**Job:** Using the records that follow, copy every line containing the word "Size".

Stored data
########################################

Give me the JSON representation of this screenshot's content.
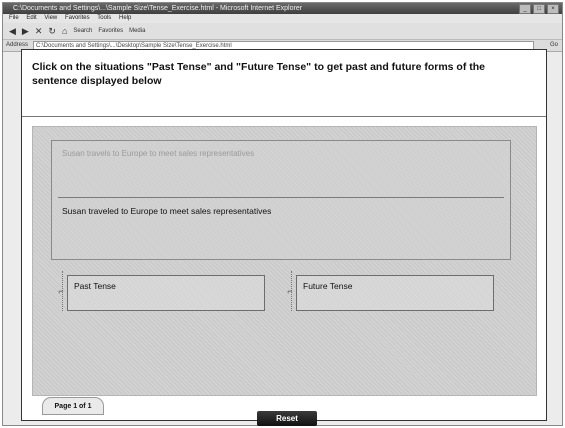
{
  "window": {
    "title": "C:\\Documents and Settings\\...\\Sample Size\\Tense_Exercise.html - Microsoft Internet Explorer",
    "controls": [
      "_",
      "□",
      "×"
    ]
  },
  "menubar": {
    "items": [
      "File",
      "Edit",
      "View",
      "Favorites",
      "Tools",
      "Help"
    ]
  },
  "toolbar": {
    "back": "◀",
    "forward": "▶",
    "stop": "✕",
    "refresh": "↻",
    "home": "⌂",
    "search_label": "Search",
    "favorites_label": "Favorites",
    "media_label": "Media"
  },
  "addressbar": {
    "label": "Address",
    "url": "C:\\Documents and Settings\\...\\Desktop\\Sample Size\\Tense_Exercise.html",
    "go": "Go"
  },
  "exercise": {
    "instructions": "Click on the situations \"Past Tense\" and \"Future Tense\" to get past and future forms of the sentence displayed below",
    "sentence_ghost": "Susan travels to Europe to meet sales representatives",
    "sentence_main": "Susan traveled to Europe to meet sales representatives",
    "past_label": "Past Tense",
    "future_label": "Future Tense",
    "page_label": "Page 1 of 1",
    "reset_label": "Reset"
  },
  "colors": {
    "stage_bg": "#d2d2d2",
    "title_bar": "#4a4a4a",
    "reset_bg": "#1a1a1a"
  }
}
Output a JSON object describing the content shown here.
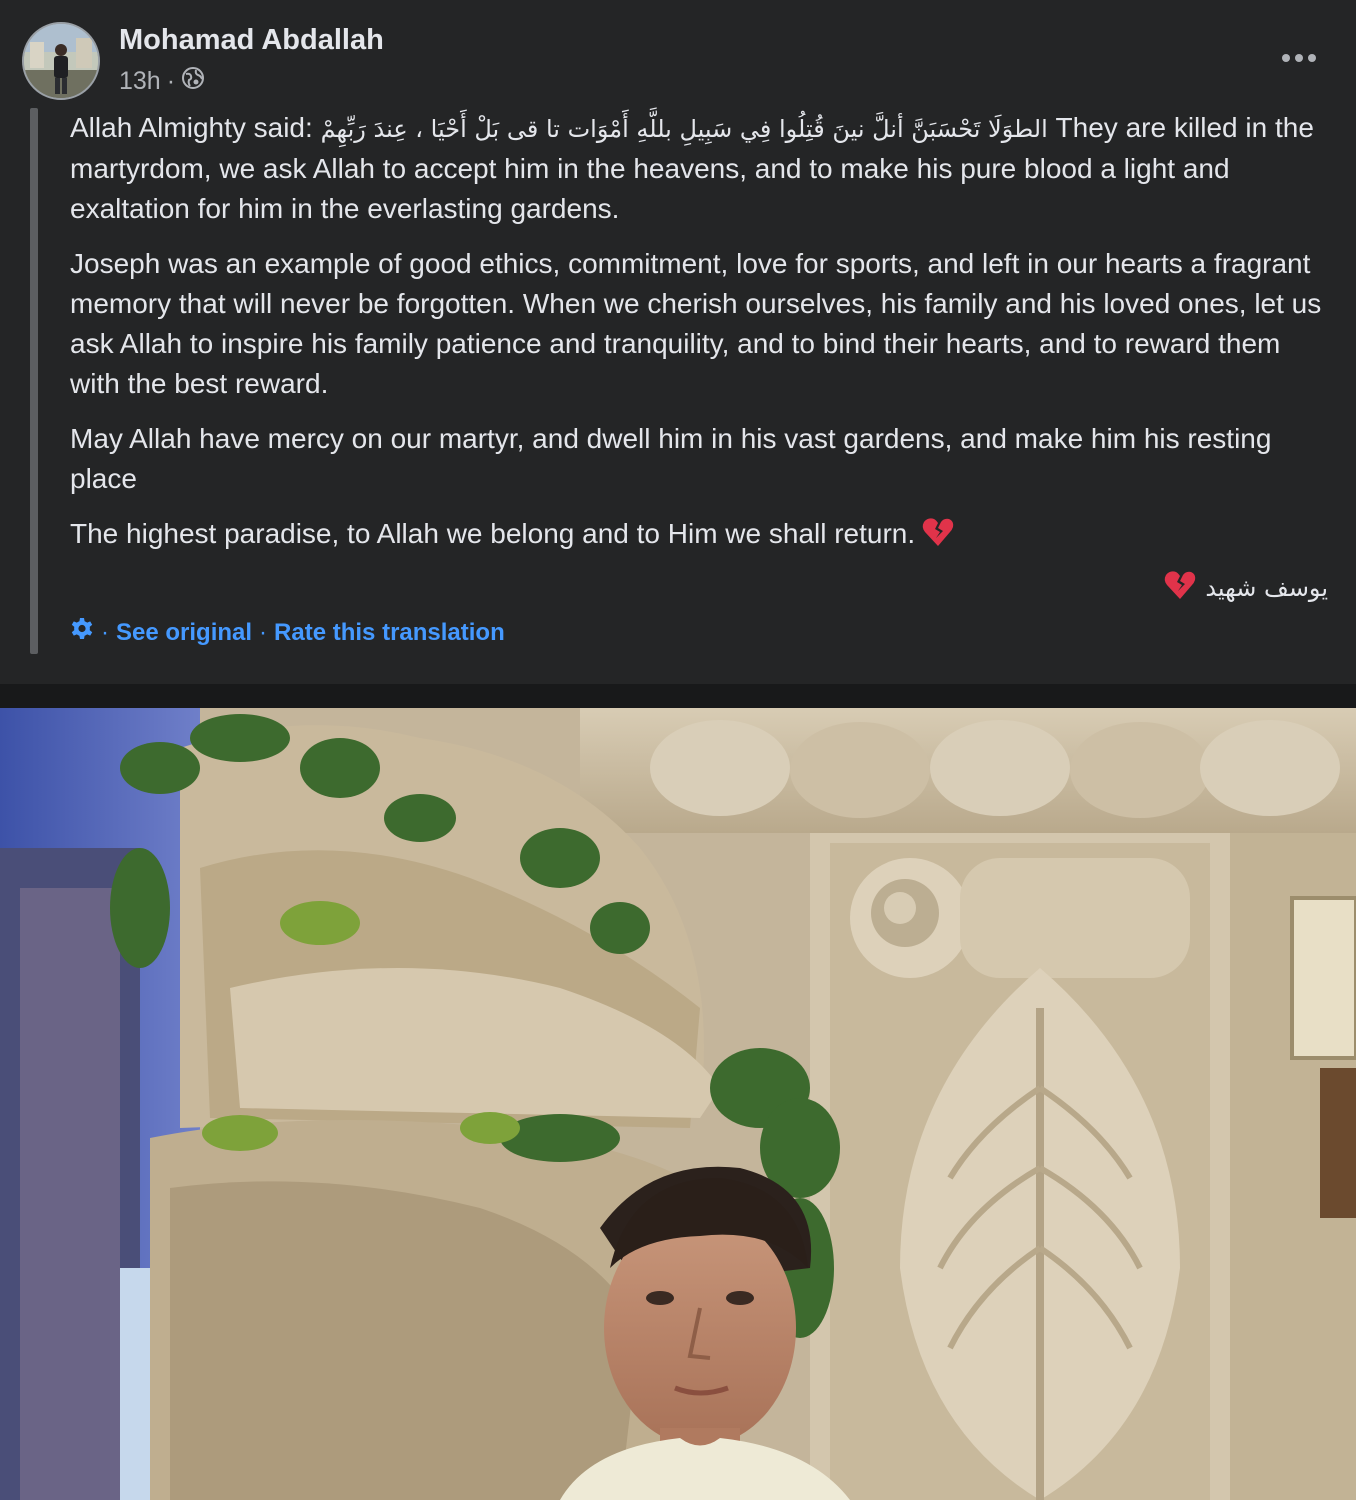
{
  "post": {
    "author": "Mohamad Abdallah",
    "time": "13h",
    "separator": "·",
    "audience_icon": "globe-icon",
    "more_icon": "more-options-icon",
    "paragraphs": {
      "p1_prefix": "Allah Almighty said: ",
      "p1_arabic": "الطوَلَا تَحْسَبَنَّ أنلَّ نينَ قُتِلُوا فِي سَبِيلِ بللَّهِ أَمْوَات تا قى بَلْ أَحْيَا ، عِندَ رَبِّهِمْ",
      "p1_rest": " They are killed in the martyrdom, we ask Allah to accept him in the heavens, and to make his pure blood a light and exaltation for him in the everlasting gardens.",
      "p2": "Joseph was an example of good ethics, commitment, love for sports, and left in our hearts a fragrant memory that will never be forgotten. When we cherish ourselves, his family and his loved ones, let us ask Allah to inspire his family patience and tranquility, and to bind their hearts, and to reward them with the best reward.",
      "p3": "May Allah have mercy on our martyr, and dwell him in his vast gardens, and make him his resting place",
      "p4": "The highest paradise, to Allah we belong and to Him we shall return."
    },
    "signature": "يوسف شهيد",
    "broken_heart_icon": "broken-heart-icon",
    "translation": {
      "settings_icon": "gear-icon",
      "separator": "·",
      "see_original": "See original",
      "rate": "Rate this translation"
    },
    "photo_alt_icon": "post-photo"
  },
  "colors": {
    "background": "#242526",
    "text": "#e4e6eb",
    "secondary_text": "#b0b3b8",
    "link": "#4599ff",
    "quote_bar": "#5c5e61"
  }
}
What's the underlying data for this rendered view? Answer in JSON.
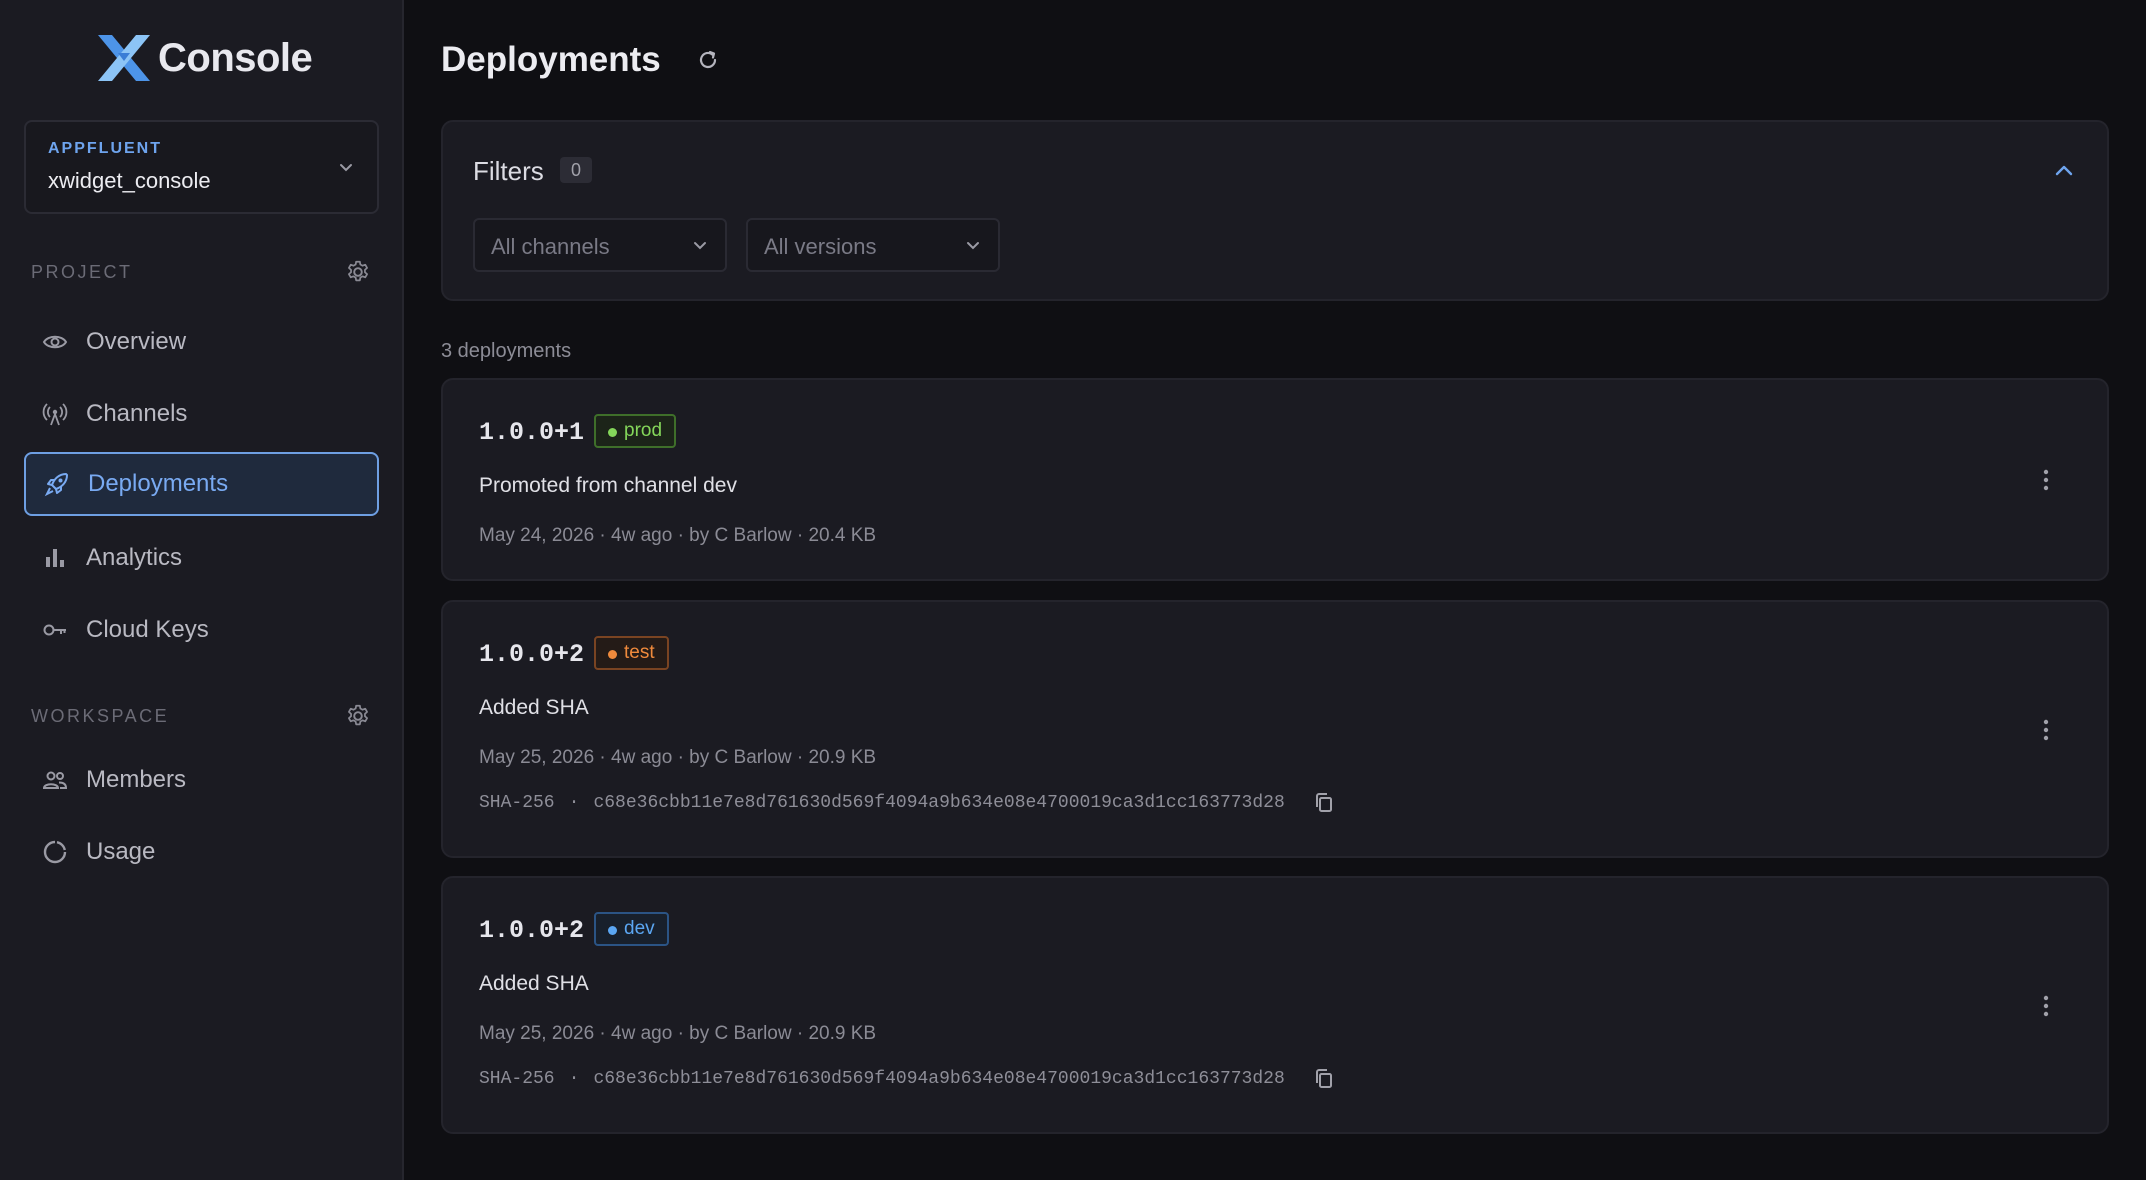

########################################

**Task output:**
    "title": "C:\\Documents and Settings\\...\\Sample Size\\Tense_Exercise.html - Microsoft Internet Explorer",
    "url": "C:\\Documents and Settings\\...\\Desktop\\Sample Size\\Tense_Exercise.html",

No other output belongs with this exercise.